__Dataset records__:

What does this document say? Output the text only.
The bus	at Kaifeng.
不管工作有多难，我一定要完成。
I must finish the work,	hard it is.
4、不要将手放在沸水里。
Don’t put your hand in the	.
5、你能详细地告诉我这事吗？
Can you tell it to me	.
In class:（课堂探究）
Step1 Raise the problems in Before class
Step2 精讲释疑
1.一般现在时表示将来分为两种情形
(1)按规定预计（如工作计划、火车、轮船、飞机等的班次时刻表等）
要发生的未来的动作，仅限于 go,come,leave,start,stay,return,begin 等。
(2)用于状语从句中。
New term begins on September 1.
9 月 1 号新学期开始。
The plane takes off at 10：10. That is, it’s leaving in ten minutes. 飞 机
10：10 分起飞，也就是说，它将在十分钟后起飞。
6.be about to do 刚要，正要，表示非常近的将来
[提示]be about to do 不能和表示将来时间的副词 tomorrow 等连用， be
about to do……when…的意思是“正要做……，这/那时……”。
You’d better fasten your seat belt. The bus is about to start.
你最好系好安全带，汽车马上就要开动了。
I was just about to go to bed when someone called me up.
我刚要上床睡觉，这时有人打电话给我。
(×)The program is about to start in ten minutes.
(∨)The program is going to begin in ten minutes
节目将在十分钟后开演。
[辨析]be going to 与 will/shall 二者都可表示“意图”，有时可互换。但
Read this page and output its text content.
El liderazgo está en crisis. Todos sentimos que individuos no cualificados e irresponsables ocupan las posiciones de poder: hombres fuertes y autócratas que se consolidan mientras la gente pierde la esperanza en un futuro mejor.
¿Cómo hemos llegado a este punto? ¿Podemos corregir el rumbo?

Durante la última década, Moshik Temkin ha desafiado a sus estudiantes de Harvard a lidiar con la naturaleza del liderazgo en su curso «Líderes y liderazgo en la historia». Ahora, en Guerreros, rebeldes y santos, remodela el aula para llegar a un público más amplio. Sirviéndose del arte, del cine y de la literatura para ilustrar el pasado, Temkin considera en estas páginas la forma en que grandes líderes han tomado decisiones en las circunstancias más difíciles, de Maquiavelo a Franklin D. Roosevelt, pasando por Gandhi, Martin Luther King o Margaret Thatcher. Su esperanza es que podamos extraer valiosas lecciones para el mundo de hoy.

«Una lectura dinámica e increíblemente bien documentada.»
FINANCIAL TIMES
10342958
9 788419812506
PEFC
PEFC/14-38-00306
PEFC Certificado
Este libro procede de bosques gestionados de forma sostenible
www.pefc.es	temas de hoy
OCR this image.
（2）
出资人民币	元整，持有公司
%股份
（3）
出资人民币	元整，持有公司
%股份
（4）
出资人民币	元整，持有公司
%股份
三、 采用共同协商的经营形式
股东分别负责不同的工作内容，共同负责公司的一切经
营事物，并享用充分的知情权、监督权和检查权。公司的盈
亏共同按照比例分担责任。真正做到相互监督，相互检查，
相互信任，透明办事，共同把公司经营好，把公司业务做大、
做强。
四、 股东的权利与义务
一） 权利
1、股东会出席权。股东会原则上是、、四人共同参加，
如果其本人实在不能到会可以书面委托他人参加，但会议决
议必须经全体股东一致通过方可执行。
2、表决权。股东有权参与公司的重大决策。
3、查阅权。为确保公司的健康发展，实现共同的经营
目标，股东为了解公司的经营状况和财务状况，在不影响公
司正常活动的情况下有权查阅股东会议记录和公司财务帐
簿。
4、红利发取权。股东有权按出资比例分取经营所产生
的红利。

__Exercise__: Write out the whole listing again, exactly as it stands.

__Output below__:
What does this document say? Output the text only.
The bus	at Kaifeng.
不管工作有多难，我一定要完成。
I must finish the work,	hard it is.
4、不要将手放在沸水里。
Don’t put your hand in the	.
5、你能详细地告诉我这事吗？
Can you tell it to me	.
In class:（课堂探究）
Step1 Raise the problems in Before class
Step2 精讲释疑
1.一般现在时表示将来分为两种情形
(1)按规定预计（如工作计划、火车、轮船、飞机等的班次时刻表等）
要发生的未来的动作，仅限于 go,come,leave,start,stay,return,begin 等。
(2)用于状语从句中。
New term begins on September 1.
9 月 1 号新学期开始。
The plane takes off at 10：10. That is, it’s leaving in ten minutes. 飞 机
10：10 分起飞，也就是说，它将在十分钟后起飞。
6.be about to do 刚要，正要，表示非常近的将来
[提示]be about to do 不能和表示将来时间的副词 tomorrow 等连用， be
about to do……when…的意思是“正要做……，这/那时……”。
You’d better fasten your seat belt. The bus is about to start.
你最好系好安全带，汽车马上就要开动了。
I was just about to go to bed when someone called me up.
我刚要上床睡觉，这时有人打电话给我。
(×)The program is about to start in ten minutes.
(∨)The program is going to begin in ten minutes
节目将在十分钟后开演。
[辨析]be going to 与 will/shall 二者都可表示“意图”，有时可互换。但
Read this page and output its text content.
El liderazgo está en crisis. Todos sentimos que individuos no cualificados e irresponsables ocupan las posiciones de poder: hombres fuertes y autócratas que se consolidan mientras la gente pierde la esperanza en un futuro mejor.
¿Cómo hemos llegado a este punto? ¿Podemos corregir el rumbo?

Durante la última década, Moshik Temkin ha desafiado a sus estudiantes de Harvard a lidiar con la naturaleza del liderazgo en su curso «Líderes y liderazgo en la historia». Ahora, en Guerreros, rebeldes y santos, remodela el aula para llegar a un público más amplio. Sirviéndose del arte, del cine y de la literatura para ilustrar el pasado, Temkin considera en estas páginas la forma en que grandes líderes han tomado decisiones en las circunstancias más difíciles, de Maquiavelo a Franklin D. Roosevelt, pasando por Gandhi, Martin Luther King o Margaret Thatcher. Su esperanza es que podamos extraer valiosas lecciones para el mundo de hoy.

«Una lectura dinámica e increíblemente bien documentada.»
FINANCIAL TIMES
10342958
9 788419812506
PEFC
PEFC/14-38-00306
PEFC Certificado
Este libro procede de bosques gestionados de forma sostenible
www.pefc.es	temas de hoy
OCR this image.
（2）
出资人民币	元整，持有公司
%股份
（3）
出资人民币	元整，持有公司
%股份
（4）
出资人民币	元整，持有公司
%股份
三、 采用共同协商的经营形式
股东分别负责不同的工作内容，共同负责公司的一切经
营事物，并享用充分的知情权、监督权和检查权。公司的盈
亏共同按照比例分担责任。真正做到相互监督，相互检查，
相互信任，透明办事，共同把公司经营好，把公司业务做大、
做强。
四、 股东的权利与义务
一） 权利
1、股东会出席权。股东会原则上是、、四人共同参加，
如果其本人实在不能到会可以书面委托他人参加，但会议决
议必须经全体股东一致通过方可执行。
2、表决权。股东有权参与公司的重大决策。
3、查阅权。为确保公司的健康发展，实现共同的经营
目标，股东为了解公司的经营状况和财务状况，在不影响公
司正常活动的情况下有权查阅股东会议记录和公司财务帐
簿。
4、红利发取权。股东有权按出资比例分取经营所产生
的红利。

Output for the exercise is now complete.